"""

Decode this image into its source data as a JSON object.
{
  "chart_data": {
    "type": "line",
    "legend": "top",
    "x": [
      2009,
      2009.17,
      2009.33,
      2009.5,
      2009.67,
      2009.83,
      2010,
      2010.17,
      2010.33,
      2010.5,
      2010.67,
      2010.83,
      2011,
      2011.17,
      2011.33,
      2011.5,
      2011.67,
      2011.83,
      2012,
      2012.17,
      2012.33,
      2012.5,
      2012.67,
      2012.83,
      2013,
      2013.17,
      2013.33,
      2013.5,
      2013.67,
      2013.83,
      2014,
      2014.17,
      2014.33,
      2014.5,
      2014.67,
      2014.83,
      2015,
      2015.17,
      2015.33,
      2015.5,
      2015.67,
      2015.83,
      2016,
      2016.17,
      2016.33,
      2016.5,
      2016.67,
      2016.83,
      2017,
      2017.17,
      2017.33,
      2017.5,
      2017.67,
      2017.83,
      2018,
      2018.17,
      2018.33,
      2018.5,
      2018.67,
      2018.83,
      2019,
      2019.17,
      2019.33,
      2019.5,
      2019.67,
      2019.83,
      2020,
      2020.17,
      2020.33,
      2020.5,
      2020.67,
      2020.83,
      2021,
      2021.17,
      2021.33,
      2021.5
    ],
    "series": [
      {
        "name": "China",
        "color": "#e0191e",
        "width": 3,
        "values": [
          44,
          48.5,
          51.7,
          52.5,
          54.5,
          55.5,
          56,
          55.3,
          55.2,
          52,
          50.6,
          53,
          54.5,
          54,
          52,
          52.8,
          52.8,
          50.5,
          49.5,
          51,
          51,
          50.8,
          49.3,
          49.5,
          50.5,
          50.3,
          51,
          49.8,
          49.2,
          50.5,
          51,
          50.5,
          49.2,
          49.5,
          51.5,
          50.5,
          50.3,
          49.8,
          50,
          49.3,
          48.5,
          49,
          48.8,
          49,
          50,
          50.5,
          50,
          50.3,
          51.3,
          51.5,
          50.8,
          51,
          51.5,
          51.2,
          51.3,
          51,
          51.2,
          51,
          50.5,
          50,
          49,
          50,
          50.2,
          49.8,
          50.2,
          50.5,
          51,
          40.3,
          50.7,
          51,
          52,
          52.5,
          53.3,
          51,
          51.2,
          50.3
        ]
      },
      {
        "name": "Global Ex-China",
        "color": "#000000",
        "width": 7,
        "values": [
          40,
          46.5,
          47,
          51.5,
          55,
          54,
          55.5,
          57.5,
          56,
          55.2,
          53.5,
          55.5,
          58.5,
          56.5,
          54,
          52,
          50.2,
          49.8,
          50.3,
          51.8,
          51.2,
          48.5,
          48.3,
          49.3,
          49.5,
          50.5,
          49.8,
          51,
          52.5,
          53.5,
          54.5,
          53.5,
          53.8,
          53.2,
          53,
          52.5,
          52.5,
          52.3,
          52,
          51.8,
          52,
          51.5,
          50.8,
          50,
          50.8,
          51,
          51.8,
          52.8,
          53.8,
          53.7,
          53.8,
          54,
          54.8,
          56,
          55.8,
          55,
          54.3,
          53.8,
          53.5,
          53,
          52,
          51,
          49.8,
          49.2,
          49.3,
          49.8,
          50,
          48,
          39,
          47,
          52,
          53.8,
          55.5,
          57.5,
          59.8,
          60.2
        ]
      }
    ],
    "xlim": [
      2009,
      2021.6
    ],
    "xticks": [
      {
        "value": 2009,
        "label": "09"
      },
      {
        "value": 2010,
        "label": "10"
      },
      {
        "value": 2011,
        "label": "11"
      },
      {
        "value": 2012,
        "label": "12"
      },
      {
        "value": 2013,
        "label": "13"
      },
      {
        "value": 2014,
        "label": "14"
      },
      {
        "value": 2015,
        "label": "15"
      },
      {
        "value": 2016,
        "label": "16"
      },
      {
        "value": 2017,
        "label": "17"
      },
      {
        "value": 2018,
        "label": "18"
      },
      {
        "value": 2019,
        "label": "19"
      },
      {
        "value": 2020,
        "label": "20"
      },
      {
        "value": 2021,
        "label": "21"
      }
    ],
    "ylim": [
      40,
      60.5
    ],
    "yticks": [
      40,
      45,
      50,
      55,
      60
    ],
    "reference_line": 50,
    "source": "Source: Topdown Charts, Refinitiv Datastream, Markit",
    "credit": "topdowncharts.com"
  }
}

"""

**YOUR GOAL:** Reproduce the listing above verbatim, from first line to last.

**EXERCISE RESULT:**
Decode this image into its source data as a JSON object.
{
  "chart_data": {
    "type": "line",
    "legend": "top",
    "x": [
      2009,
      2009.17,
      2009.33,
      2009.5,
      2009.67,
      2009.83,
      2010,
      2010.17,
      2010.33,
      2010.5,
      2010.67,
      2010.83,
      2011,
      2011.17,
      2011.33,
      2011.5,
      2011.67,
      2011.83,
      2012,
      2012.17,
      2012.33,
      2012.5,
      2012.67,
      2012.83,
      2013,
      2013.17,
      2013.33,
      2013.5,
      2013.67,
      2013.83,
      2014,
      2014.17,
      2014.33,
      2014.5,
      2014.67,
      2014.83,
      2015,
      2015.17,
      2015.33,
      2015.5,
      2015.67,
      2015.83,
      2016,
      2016.17,
      2016.33,
      2016.5,
      2016.67,
      2016.83,
      2017,
      2017.17,
      2017.33,
      2017.5,
      2017.67,
      2017.83,
      2018,
      2018.17,
      2018.33,
      2018.5,
      2018.67,
      2018.83,
      2019,
      2019.17,
      2019.33,
      2019.5,
      2019.67,
      2019.83,
      2020,
      2020.17,
      2020.33,
      2020.5,
      2020.67,
      2020.83,
      2021,
      2021.17,
      2021.33,
      2021.5
    ],
    "series": [
      {
        "name": "China",
        "color": "#e0191e",
        "width": 3,
        "values": [
          44,
          48.5,
          51.7,
          52.5,
          54.5,
          55.5,
          56,
          55.3,
          55.2,
          52,
          50.6,
          53,
          54.5,
          54,
          52,
          52.8,
          52.8,
          50.5,
          49.5,
          51,
          51,
          50.8,
          49.3,
          49.5,
          50.5,
          50.3,
          51,
          49.8,
          49.2,
          50.5,
          51,
          50.5,
          49.2,
          49.5,
          51.5,
          50.5,
          50.3,
          49.8,
          50,
          49.3,
          48.5,
          49,
          48.8,
          49,
          50,
          50.5,
          50,
          50.3,
          51.3,
          51.5,
          50.8,
          51,
          51.5,
          51.2,
          51.3,
          51,
          51.2,
          51,
          50.5,
          50,
          49,
          50,
          50.2,
          49.8,
          50.2,
          50.5,
          51,
          40.3,
          50.7,
          51,
          52,
          52.5,
          53.3,
          51,
          51.2,
          50.3
        ]
      },
      {
        "name": "Global Ex-China",
        "color": "#000000",
        "width": 7,
        "values": [
          40,
          46.5,
          47,
          51.5,
          55,
          54,
          55.5,
          57.5,
          56,
          55.2,
          53.5,
          55.5,
          58.5,
          56.5,
          54,
          52,
          50.2,
          49.8,
          50.3,
          51.8,
          51.2,
          48.5,
          48.3,
          49.3,
          49.5,
          50.5,
          49.8,
          51,
          52.5,
          53.5,
          54.5,
          53.5,
          53.8,
          53.2,
          53,
          52.5,
          52.5,
          52.3,
          52,
          51.8,
          52,
          51.5,
          50.8,
          50,
          50.8,
          51,
          51.8,
          52.8,
          53.8,
          53.7,
          53.8,
          54,
          54.8,
          56,
          55.8,
          55,
          54.3,
          53.8,
          53.5,
          53,
          52,
          51,
          49.8,
          49.2,
          49.3,
          49.8,
          50,
          48,
          39,
          47,
          52,
          53.8,
          55.5,
          57.5,
          59.8,
          60.2
        ]
      }
    ],
    "xlim": [
      2009,
      2021.6
    ],
    "xticks": [
      {
        "value": 2009,
        "label": "09"
      },
      {
        "value": 2010,
        "label": "10"
      },
      {
        "value": 2011,
        "label": "11"
      },
      {
        "value": 2012,
        "label": "12"
      },
      {
        "value": 2013,
        "label": "13"
      },
      {
        "value": 2014,
        "label": "14"
      },
      {
        "value": 2015,
        "label": "15"
      },
      {
        "value": 2016,
        "label": "16"
      },
      {
        "value": 2017,
        "label": "17"
      },
      {
        "value": 2018,
        "label": "18"
      },
      {
        "value": 2019,
        "label": "19"
      },
      {
        "value": 2020,
        "label": "20"
      },
      {
        "value": 2021,
        "label": "21"
      }
    ],
    "ylim": [
      40,
      60.5
    ],
    "yticks": [
      40,
      45,
      50,
      55,
      60
    ],
    "reference_line": 50,
    "source": "Source: Topdown Charts, Refinitiv Datastream, Markit",
    "credit": "topdowncharts.com"
  }
}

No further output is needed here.